**SHORT EXERCISE:** Search the records below for the word "Update" and show every line where it occurs.

* * * *

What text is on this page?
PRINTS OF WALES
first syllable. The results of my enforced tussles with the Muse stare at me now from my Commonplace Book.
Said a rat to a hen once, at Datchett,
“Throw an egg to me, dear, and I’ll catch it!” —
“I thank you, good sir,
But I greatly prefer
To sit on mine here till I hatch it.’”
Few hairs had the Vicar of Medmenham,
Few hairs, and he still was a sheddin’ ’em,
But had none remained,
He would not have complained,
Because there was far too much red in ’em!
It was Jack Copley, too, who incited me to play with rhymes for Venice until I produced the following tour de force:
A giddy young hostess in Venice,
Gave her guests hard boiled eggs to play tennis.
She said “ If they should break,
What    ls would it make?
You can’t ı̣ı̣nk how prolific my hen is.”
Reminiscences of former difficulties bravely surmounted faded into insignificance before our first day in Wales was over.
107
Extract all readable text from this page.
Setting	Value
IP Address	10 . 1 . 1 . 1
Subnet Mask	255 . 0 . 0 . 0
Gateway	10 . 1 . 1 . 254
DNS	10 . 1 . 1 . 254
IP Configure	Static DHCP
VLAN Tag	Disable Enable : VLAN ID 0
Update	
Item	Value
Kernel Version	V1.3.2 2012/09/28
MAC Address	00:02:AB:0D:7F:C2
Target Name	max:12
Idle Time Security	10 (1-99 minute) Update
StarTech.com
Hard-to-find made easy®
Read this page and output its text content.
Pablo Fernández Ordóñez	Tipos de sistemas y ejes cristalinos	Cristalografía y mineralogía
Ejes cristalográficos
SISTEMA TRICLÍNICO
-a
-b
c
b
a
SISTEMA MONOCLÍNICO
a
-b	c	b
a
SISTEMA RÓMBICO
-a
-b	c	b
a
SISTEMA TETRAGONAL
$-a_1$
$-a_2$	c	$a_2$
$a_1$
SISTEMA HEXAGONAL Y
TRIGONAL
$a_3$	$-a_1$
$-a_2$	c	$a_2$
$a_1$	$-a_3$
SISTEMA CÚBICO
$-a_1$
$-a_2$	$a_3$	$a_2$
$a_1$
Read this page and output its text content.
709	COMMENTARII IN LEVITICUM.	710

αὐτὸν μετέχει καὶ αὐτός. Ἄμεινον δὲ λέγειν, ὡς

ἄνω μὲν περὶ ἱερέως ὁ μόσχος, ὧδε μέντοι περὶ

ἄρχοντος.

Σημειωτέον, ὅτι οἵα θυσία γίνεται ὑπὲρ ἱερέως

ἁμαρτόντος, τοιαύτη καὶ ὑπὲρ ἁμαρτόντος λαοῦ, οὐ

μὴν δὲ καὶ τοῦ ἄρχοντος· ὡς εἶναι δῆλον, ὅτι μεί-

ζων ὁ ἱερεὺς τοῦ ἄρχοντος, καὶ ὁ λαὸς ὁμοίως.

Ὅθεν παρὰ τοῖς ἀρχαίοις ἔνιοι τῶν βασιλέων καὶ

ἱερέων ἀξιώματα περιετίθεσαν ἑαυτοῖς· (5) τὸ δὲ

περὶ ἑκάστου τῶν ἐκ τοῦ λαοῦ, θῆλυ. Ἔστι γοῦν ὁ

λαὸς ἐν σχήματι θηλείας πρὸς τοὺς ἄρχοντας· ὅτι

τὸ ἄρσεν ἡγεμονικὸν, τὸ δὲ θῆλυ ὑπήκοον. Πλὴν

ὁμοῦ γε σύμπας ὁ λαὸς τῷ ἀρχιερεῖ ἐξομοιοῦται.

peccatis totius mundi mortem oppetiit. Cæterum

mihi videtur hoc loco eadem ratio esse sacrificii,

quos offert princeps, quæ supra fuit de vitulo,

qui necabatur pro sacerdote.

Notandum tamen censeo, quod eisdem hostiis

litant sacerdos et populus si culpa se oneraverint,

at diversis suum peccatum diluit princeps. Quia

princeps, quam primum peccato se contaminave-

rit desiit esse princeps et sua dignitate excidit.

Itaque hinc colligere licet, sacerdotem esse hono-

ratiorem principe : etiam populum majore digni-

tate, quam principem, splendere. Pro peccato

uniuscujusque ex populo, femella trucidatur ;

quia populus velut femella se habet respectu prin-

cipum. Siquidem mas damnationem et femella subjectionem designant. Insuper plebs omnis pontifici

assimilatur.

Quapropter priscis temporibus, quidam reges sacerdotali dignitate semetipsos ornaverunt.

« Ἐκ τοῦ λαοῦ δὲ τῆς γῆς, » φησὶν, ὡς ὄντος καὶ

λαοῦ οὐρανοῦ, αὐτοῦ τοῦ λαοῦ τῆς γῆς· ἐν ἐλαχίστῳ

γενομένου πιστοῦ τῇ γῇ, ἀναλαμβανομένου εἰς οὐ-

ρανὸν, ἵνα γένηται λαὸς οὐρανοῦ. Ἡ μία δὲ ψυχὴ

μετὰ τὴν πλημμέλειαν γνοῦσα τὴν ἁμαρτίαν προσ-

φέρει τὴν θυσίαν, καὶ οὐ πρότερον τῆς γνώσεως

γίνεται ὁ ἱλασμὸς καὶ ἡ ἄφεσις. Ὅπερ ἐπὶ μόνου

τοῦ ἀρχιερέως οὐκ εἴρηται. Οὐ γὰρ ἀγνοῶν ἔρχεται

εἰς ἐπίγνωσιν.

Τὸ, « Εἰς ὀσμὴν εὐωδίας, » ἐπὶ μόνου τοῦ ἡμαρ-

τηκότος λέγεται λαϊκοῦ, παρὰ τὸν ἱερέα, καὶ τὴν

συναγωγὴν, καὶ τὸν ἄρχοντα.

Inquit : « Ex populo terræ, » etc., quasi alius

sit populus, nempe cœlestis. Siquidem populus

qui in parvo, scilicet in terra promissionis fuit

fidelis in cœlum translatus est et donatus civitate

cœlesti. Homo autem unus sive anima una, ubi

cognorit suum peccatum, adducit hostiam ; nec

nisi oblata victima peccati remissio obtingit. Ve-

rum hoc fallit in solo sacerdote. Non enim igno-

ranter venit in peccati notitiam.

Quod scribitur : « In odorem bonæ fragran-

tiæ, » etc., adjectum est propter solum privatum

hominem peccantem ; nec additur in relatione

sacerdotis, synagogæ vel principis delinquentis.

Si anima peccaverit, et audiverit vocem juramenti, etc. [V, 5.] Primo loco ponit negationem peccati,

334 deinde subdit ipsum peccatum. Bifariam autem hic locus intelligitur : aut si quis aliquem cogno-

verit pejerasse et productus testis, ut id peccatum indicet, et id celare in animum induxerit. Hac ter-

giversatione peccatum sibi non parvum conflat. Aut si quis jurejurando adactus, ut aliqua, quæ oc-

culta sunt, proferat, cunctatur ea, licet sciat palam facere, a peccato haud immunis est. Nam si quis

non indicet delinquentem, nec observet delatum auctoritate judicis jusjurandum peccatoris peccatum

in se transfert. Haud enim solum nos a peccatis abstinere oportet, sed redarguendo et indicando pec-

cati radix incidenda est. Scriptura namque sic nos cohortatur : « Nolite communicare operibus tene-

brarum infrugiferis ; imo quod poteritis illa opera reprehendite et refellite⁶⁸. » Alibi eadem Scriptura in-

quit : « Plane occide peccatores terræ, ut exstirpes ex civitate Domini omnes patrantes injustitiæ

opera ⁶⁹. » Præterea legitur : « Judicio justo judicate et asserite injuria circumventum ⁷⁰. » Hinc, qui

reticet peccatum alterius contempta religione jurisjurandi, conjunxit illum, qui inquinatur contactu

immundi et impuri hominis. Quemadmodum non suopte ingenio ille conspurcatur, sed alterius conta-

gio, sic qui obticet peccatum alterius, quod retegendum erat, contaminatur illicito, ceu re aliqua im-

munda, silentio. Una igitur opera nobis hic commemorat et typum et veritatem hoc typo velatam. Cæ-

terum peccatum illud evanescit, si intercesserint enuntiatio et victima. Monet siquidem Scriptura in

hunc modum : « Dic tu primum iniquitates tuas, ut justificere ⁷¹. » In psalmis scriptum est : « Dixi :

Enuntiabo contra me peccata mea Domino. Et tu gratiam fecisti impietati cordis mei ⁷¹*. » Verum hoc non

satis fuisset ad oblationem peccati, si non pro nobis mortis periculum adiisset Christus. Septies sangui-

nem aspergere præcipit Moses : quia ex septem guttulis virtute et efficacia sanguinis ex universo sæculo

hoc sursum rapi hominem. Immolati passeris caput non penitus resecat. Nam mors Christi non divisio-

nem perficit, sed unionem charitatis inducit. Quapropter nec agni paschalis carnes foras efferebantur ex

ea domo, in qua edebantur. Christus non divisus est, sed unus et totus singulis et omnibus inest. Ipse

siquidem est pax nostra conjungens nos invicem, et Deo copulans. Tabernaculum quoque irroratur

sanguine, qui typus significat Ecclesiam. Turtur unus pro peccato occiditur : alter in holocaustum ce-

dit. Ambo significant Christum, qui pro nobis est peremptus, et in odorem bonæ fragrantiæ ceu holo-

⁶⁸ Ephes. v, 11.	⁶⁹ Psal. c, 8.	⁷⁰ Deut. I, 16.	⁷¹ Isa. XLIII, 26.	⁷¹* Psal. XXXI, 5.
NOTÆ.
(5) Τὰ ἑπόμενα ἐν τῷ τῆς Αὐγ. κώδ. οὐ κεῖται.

* * * *

**TASK RESULT:**
Update	
Idle Time Security	10 (1-99 minute) Update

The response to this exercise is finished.